**EXTRACT TO READ**.

▽

# Sick Discus?



## fishkid (Jul 29, 2008)

I noticed that my discus fish in my 46 gallon bow front tank has a disease that looks like a thread of slime with a white dot at the end. There are several of these things on each side of the body, mostly on the upper half. Also, in one small spot, it appeared as if the fish's body slime was coming off. I have had the fish since August, and have not introduced anything new to the tank since then. Yesterday, the fish appeared perfectly healthy, with none of these threads, and was actively swimming and eating. Today, it is not as active, but otherwise appears to be okay except for the threads. 

The other fish, 3 koi swordtails and 7 cardinal tetras, don't have these strange threads on them. Ph is 7.4, Ammonia & Nitrite are 0, and Nitrate is around 10. I do weekly water changes of 50%. I feed the fish with flakes, pellets, and freeze dried Artemia. There are also a few zebra nerite snails added over a year ago.

△

**TASK INSTRUCTIONS**.
[1] Condense the paragraph of the discus thread beginning "The other fish, 3 koi swordtails" into a bulleted list, keeping its main facts.
[2] Carry on the discus thread from the point at which it ends.

Stored data entries

▽

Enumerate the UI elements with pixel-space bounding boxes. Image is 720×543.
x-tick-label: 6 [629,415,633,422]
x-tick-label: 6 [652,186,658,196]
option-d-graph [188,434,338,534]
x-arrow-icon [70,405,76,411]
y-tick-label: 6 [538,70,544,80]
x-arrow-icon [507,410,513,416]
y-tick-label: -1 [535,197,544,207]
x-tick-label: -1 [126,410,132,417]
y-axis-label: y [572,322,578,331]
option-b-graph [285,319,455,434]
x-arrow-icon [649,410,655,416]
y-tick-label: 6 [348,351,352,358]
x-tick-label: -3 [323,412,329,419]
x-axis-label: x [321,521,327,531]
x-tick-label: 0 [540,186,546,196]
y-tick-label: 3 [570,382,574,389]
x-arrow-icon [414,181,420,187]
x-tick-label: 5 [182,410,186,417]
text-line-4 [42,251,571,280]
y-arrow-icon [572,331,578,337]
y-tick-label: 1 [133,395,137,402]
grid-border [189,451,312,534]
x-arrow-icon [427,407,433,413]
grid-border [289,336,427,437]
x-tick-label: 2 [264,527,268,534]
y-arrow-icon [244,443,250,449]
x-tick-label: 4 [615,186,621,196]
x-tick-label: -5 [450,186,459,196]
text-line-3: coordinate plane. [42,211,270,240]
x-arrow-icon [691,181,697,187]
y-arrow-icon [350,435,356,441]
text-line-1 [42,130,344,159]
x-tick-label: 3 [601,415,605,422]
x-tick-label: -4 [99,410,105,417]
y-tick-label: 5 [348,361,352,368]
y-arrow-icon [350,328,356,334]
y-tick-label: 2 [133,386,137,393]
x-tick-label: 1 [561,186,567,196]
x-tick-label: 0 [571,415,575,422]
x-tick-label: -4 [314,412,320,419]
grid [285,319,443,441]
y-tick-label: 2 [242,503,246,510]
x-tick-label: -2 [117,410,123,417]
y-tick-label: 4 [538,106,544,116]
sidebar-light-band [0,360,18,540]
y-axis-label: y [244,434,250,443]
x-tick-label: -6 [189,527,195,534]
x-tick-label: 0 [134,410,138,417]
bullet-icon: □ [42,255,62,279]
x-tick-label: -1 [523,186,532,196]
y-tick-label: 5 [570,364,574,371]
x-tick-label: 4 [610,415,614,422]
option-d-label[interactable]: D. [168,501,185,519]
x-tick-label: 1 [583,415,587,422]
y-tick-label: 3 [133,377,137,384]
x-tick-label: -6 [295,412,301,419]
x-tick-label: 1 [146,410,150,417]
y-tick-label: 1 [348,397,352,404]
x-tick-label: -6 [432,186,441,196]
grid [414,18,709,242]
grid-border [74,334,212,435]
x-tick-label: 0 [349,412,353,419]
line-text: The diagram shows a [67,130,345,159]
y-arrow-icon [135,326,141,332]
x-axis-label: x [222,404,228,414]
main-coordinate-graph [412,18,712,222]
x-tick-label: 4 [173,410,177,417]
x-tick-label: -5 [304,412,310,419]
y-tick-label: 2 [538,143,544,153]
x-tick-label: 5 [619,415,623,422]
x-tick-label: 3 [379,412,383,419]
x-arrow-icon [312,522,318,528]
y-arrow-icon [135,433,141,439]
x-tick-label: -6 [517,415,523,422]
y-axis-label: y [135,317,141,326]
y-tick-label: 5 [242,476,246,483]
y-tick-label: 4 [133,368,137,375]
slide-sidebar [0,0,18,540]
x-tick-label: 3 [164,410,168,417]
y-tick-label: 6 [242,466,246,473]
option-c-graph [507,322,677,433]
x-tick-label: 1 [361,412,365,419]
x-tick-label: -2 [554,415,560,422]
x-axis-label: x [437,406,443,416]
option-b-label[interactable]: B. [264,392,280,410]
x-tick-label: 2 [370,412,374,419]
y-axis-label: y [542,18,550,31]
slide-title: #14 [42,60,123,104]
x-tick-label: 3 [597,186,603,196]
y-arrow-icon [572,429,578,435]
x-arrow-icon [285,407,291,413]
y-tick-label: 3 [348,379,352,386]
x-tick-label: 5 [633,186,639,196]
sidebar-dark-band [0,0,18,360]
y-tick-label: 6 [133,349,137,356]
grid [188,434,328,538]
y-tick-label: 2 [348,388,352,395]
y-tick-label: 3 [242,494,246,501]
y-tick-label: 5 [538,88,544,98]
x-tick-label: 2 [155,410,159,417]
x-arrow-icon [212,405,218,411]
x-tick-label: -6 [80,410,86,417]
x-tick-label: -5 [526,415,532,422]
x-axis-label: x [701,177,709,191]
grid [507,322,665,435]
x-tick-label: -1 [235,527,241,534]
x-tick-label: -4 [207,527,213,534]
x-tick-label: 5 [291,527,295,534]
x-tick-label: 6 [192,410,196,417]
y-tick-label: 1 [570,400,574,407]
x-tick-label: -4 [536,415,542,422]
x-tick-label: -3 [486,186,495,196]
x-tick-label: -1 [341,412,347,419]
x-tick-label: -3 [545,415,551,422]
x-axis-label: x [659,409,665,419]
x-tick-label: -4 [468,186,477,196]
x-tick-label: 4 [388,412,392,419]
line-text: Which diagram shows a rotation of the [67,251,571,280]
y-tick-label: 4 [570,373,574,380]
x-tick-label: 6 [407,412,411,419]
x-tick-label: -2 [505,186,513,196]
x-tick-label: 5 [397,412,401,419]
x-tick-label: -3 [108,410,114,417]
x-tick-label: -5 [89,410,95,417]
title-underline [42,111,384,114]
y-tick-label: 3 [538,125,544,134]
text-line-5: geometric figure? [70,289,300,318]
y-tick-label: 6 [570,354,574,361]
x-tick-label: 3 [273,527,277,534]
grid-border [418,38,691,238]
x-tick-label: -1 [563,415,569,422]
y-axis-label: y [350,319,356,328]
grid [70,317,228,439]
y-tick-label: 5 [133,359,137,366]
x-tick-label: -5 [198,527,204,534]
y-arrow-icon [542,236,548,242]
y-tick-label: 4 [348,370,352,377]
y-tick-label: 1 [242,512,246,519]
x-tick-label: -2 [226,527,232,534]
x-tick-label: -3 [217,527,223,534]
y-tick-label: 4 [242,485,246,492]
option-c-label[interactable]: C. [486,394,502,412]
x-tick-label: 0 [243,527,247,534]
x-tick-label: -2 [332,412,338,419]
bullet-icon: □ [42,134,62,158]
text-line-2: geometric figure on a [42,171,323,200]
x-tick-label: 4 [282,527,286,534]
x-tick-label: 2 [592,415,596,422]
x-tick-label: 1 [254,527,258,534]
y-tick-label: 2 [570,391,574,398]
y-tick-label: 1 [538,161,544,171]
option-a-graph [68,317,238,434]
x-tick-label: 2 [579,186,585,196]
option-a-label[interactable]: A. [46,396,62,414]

△

**WRITTEN ANSWERS**.
[1]
- Tankmates: 3 koi swordtails and 7 cardinal tetras, none showing the threads
- Water: pH 7.4, ammonia and nitrite at 0, nitrate around 10
- Maintenance: weekly 50% water changes
- Diet: flakes, pellets, and freeze-dried Artemia
- Also present: a few zebra nerite snails, added over a year ago

[2]
What could this disease be? The closest thing I could think of was fungus, but it doesn't look much like fungus. Searching on multiple fish sites also failed to yield an answer.


----------



## Twistersmom (Dec 9, 2008)

Sound like some type of bacterial infection. I don't know much about Discus. 
I know they are said to be sensitive and require more water changes than most fish.
I would try daily water changes and watch for improvement. Hopefully a Discus keeper will come along, that knows more than I.


----------



## fishkid (Jul 29, 2008)

Now the threads are more like dots, a bit like ich, but not ich. There are less of these threads/dots today.


----------



## johnnyjiron (Oct 23, 2009)

raise the temperature to 84 degrees..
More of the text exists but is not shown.